[Start Given records]

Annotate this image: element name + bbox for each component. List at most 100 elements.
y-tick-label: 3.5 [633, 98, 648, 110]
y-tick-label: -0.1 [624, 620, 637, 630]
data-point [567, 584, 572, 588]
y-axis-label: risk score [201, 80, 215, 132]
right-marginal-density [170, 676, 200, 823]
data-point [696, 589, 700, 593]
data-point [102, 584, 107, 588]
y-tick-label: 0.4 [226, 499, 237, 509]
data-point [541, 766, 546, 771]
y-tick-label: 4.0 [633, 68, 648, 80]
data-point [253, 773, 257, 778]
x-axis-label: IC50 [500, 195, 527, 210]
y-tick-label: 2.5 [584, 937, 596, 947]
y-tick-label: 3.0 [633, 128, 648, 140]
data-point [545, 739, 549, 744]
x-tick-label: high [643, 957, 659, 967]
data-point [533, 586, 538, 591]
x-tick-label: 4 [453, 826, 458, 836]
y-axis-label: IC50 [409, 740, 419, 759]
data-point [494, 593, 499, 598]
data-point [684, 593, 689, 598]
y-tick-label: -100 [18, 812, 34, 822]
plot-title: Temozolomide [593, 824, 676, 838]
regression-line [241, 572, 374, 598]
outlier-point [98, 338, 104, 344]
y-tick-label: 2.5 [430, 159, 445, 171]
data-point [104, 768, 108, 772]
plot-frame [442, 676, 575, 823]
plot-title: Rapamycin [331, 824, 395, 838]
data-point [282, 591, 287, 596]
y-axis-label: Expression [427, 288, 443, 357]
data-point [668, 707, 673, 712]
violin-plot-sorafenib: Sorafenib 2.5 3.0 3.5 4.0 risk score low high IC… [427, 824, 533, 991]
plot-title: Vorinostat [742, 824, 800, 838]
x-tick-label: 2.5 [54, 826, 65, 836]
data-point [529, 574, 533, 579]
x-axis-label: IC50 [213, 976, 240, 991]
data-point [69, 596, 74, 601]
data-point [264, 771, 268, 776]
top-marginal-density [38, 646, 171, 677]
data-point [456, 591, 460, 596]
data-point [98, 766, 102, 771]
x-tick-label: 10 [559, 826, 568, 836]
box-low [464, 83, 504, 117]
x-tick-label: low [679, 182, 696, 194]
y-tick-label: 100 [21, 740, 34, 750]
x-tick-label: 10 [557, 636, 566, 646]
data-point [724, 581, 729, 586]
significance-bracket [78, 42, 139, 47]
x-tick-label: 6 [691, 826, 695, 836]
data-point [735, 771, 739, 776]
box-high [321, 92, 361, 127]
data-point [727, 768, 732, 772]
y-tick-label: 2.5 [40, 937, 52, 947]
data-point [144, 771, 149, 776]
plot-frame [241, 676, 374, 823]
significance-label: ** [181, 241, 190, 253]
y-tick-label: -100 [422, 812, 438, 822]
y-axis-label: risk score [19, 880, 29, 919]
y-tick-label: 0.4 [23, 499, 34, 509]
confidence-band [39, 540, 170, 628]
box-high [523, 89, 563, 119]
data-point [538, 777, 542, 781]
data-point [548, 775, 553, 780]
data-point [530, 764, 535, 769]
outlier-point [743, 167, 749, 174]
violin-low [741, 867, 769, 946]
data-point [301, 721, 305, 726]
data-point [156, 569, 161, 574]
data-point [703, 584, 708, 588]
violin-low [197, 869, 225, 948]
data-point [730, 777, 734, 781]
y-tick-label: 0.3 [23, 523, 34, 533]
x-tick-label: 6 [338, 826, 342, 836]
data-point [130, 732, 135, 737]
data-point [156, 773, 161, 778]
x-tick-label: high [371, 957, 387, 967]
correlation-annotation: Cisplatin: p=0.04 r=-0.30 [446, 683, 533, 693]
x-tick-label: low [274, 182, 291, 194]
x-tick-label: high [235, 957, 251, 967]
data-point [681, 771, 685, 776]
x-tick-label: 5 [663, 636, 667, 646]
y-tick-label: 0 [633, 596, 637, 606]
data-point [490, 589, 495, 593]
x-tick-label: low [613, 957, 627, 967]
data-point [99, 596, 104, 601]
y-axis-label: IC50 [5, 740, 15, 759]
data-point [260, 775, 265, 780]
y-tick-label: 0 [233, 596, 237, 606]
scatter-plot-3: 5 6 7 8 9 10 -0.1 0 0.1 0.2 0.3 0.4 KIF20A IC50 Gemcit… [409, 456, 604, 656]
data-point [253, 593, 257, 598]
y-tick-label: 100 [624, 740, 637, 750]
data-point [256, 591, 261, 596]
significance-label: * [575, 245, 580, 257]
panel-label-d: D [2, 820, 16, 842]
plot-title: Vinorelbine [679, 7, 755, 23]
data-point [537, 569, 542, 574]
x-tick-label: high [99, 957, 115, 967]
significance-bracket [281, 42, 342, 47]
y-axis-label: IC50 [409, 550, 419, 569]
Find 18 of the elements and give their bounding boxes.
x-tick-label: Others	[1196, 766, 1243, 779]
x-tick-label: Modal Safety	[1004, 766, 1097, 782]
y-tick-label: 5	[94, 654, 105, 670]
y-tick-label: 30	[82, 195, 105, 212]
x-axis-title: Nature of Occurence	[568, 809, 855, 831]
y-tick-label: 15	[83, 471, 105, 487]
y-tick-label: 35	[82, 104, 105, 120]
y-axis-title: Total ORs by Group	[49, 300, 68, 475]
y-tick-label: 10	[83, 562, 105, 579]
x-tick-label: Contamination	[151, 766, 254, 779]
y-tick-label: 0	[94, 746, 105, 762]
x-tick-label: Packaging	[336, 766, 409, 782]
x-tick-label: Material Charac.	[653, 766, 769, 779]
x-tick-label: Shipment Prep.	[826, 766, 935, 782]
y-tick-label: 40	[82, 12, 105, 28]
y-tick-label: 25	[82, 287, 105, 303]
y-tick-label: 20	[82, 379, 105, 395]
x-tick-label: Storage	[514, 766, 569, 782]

[End Given records]

▶ [Your instructions] Write out the items word for word, from the very first line at the top through the line that contains "y-axis-label: risk score [201, 80, 215, 132]", including that line.

▶ [Problem solution]
Annotate this image: element name + bbox for each component. List at most 100 elements.
y-tick-label: 3.5 [633, 98, 648, 110]
y-tick-label: -0.1 [624, 620, 637, 630]
data-point [567, 584, 572, 588]
y-axis-label: risk score [201, 80, 215, 132]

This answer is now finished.